■ **Short task**: How many lines in the records below hold the string "most"? Answer with the number alone.

■ **Data for processing**:
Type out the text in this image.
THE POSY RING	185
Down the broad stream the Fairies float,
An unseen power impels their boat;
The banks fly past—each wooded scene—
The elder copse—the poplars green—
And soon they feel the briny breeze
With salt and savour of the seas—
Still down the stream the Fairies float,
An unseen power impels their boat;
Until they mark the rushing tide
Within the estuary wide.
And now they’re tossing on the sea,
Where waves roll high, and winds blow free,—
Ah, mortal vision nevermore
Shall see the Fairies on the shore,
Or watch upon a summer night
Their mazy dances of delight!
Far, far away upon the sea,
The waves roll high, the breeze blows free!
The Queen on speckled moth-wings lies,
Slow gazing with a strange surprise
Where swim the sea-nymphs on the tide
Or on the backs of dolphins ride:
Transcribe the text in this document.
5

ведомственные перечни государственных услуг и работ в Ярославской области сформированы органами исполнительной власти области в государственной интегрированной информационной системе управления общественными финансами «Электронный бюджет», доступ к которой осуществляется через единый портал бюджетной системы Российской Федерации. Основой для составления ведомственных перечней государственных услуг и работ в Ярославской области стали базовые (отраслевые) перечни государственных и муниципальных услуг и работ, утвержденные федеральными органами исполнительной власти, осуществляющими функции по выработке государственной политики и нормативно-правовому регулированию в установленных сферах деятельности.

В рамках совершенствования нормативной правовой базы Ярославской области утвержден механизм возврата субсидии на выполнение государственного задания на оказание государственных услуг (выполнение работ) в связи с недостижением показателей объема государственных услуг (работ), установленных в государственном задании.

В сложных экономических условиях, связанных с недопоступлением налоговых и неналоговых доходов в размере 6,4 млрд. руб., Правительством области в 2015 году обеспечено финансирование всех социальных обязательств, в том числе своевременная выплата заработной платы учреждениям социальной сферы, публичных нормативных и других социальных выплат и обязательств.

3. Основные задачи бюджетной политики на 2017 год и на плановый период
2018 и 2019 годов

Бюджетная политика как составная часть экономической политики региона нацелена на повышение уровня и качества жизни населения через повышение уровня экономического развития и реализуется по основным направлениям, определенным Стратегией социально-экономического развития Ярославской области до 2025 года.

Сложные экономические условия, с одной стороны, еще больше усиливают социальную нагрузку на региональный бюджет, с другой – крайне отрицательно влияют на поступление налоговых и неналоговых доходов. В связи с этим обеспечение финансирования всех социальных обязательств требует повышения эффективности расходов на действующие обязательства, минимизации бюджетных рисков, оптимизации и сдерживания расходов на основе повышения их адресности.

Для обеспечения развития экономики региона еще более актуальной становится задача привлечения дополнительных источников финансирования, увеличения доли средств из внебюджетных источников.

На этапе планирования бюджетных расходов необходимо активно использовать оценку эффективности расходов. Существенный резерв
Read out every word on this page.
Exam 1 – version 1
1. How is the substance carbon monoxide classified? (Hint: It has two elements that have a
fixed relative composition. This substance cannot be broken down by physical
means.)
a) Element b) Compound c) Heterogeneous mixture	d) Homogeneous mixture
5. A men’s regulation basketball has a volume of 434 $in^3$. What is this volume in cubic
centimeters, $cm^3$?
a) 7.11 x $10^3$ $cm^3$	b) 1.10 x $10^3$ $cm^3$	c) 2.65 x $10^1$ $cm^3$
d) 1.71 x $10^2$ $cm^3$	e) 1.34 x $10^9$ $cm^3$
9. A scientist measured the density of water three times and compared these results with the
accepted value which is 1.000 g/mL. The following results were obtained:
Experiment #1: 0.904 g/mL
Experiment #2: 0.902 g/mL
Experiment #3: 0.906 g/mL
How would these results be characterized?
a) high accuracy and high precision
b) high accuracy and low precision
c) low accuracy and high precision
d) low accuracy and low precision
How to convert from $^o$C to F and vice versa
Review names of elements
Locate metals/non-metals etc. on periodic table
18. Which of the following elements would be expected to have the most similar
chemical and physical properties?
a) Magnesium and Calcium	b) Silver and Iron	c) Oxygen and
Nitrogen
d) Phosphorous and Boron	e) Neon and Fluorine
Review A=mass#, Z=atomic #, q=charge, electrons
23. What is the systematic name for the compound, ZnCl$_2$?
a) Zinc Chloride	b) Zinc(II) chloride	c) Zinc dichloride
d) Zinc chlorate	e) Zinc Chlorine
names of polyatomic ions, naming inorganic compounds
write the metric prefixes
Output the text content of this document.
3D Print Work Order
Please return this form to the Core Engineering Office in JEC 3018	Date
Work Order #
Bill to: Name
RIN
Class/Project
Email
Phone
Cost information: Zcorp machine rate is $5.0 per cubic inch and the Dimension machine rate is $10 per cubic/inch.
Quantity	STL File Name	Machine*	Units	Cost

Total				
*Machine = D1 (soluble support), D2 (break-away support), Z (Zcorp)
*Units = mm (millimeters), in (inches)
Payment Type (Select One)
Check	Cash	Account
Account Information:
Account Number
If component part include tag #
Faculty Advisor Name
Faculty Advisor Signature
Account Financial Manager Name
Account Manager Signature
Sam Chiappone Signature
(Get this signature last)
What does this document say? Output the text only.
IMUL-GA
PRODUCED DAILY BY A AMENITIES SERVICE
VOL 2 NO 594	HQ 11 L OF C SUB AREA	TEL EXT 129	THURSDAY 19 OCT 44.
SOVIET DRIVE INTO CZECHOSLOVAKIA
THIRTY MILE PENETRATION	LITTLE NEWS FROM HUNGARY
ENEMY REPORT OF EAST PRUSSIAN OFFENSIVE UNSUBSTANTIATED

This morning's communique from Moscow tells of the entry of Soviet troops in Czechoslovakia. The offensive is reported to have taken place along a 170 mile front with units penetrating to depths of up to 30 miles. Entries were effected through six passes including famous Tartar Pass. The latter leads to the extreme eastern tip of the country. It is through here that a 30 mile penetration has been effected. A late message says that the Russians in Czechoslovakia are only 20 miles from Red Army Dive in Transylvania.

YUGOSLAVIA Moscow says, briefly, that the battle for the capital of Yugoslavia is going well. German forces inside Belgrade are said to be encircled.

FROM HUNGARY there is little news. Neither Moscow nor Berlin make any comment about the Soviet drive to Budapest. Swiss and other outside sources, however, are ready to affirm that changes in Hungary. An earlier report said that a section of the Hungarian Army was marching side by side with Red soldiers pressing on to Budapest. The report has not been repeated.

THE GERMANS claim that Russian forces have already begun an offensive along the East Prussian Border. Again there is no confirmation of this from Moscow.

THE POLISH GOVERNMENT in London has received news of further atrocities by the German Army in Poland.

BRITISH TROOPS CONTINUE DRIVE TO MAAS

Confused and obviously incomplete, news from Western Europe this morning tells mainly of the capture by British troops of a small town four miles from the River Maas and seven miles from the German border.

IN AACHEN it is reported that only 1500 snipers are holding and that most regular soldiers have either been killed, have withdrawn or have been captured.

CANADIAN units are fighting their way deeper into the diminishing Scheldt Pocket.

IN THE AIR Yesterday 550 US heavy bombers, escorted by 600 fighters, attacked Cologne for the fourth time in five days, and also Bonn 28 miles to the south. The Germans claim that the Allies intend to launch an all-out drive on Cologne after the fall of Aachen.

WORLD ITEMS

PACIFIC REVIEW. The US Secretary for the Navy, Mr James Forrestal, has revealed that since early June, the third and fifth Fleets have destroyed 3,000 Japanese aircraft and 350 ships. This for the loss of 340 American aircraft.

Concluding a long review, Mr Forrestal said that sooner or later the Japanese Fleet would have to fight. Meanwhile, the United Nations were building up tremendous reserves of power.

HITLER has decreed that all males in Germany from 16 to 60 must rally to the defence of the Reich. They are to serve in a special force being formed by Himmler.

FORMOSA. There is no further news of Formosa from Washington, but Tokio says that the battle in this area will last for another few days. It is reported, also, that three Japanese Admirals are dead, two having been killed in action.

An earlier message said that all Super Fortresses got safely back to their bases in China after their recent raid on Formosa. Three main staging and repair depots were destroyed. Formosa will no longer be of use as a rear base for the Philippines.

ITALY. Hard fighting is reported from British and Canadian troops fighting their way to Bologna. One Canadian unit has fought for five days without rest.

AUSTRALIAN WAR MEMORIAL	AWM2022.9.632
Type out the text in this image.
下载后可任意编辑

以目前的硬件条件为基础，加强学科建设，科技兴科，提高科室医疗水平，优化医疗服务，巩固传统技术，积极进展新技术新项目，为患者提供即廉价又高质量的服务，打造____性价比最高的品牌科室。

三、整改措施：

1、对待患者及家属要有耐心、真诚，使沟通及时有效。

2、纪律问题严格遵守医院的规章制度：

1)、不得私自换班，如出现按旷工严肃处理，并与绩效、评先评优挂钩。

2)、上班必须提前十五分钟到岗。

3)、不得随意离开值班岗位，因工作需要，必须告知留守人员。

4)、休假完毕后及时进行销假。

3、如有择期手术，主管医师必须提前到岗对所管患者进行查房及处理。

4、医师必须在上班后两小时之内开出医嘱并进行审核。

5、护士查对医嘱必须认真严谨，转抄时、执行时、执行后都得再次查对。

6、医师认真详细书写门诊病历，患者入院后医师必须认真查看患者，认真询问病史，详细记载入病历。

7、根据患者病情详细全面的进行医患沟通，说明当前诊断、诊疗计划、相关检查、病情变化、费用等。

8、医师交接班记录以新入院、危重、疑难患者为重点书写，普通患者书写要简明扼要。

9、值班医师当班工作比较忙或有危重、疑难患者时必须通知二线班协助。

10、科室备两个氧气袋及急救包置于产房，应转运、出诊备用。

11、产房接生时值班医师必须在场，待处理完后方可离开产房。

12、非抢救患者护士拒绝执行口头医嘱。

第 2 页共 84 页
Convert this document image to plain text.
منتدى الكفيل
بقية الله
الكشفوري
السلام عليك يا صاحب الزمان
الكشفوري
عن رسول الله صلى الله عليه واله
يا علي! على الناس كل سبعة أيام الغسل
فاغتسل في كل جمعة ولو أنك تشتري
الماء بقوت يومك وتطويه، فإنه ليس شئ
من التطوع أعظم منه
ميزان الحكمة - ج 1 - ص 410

■ **Problem solution**: 2